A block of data
====
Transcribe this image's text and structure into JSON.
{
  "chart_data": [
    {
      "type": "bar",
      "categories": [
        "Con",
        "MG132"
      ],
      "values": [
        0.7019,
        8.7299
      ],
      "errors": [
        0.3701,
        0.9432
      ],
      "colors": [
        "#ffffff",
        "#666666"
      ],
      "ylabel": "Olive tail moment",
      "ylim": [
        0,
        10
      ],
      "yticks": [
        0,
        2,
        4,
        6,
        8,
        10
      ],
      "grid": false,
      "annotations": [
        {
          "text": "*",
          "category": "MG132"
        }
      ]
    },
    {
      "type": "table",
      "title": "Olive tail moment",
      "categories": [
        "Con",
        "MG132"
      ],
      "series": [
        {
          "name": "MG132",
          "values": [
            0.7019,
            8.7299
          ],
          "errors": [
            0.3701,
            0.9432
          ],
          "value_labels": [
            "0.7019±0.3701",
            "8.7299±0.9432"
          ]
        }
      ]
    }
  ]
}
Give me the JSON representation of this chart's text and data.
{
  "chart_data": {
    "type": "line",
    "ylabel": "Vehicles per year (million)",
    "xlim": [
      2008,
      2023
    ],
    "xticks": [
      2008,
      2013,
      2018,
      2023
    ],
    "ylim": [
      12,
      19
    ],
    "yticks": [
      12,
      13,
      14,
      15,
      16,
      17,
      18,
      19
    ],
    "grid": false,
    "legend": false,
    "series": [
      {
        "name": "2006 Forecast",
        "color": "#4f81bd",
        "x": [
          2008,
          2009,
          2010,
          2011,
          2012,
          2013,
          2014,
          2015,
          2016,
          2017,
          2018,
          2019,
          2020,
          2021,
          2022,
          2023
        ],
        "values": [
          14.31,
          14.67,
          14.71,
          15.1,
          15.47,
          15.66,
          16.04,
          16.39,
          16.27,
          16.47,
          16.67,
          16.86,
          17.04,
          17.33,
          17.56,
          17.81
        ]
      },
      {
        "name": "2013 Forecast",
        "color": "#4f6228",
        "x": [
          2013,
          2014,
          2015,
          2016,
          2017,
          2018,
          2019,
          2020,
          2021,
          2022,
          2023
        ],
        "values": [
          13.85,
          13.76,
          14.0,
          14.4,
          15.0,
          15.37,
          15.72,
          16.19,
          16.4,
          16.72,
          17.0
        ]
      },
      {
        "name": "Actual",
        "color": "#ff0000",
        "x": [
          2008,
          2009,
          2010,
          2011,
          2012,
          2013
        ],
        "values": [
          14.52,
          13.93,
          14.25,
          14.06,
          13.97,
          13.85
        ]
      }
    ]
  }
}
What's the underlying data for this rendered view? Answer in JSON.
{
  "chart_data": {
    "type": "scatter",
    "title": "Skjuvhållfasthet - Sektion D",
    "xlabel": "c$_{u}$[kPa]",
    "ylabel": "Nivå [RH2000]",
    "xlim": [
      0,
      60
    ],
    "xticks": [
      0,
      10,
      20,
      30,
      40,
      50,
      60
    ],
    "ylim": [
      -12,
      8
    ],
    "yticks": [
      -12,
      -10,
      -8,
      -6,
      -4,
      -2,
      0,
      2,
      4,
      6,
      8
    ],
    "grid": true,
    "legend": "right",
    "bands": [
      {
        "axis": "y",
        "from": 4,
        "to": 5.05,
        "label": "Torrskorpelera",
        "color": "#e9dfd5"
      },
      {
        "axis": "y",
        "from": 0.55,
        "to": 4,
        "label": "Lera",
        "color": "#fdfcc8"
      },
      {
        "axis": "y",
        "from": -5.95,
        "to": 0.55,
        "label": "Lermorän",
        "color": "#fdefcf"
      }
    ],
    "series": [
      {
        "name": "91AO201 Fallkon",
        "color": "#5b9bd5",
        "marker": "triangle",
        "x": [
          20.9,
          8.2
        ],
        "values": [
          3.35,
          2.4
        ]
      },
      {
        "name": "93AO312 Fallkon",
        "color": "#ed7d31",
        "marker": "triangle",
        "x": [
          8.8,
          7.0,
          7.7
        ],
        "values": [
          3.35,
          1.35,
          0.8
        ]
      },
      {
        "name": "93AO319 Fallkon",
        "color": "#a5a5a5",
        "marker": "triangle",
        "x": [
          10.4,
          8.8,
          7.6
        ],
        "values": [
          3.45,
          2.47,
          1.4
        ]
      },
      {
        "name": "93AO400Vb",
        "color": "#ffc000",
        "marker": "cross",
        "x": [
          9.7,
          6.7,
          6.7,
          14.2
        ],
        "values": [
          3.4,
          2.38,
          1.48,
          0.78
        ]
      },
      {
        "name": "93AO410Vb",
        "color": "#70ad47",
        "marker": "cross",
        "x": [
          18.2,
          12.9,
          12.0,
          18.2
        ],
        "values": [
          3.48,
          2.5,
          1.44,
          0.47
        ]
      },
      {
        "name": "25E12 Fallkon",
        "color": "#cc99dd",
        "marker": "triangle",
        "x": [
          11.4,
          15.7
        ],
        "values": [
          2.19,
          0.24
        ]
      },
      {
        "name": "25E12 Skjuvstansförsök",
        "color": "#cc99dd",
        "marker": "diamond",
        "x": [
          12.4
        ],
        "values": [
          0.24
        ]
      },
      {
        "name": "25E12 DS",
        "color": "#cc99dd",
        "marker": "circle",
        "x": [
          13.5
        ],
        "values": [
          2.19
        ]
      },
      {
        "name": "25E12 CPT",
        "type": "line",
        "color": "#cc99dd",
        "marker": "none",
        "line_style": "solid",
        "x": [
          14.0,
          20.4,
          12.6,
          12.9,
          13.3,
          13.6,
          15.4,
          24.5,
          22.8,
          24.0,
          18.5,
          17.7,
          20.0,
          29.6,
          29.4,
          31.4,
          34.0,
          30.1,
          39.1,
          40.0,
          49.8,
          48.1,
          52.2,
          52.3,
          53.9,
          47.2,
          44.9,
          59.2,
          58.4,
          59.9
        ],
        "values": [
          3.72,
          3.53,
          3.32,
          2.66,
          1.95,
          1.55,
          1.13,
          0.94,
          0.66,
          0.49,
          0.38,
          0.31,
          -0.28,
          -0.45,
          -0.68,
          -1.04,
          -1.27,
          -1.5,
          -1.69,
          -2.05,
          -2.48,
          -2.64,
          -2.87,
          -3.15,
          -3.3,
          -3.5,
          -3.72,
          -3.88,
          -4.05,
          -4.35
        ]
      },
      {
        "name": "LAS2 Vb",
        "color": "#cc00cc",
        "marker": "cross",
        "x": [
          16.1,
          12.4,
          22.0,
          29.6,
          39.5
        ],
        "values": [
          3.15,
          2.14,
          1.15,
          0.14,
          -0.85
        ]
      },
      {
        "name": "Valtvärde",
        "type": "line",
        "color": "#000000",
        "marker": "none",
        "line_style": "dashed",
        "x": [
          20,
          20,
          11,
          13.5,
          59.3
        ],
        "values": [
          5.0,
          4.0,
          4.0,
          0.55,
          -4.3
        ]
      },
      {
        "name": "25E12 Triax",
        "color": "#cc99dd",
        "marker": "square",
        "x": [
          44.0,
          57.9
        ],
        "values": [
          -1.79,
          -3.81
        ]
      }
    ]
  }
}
====
Requirements:
Out of the material above, select every line that holds the string "tail".

Response for this exercise:
      "ylabel": "Olive tail moment",
      "title": "Olive tail moment",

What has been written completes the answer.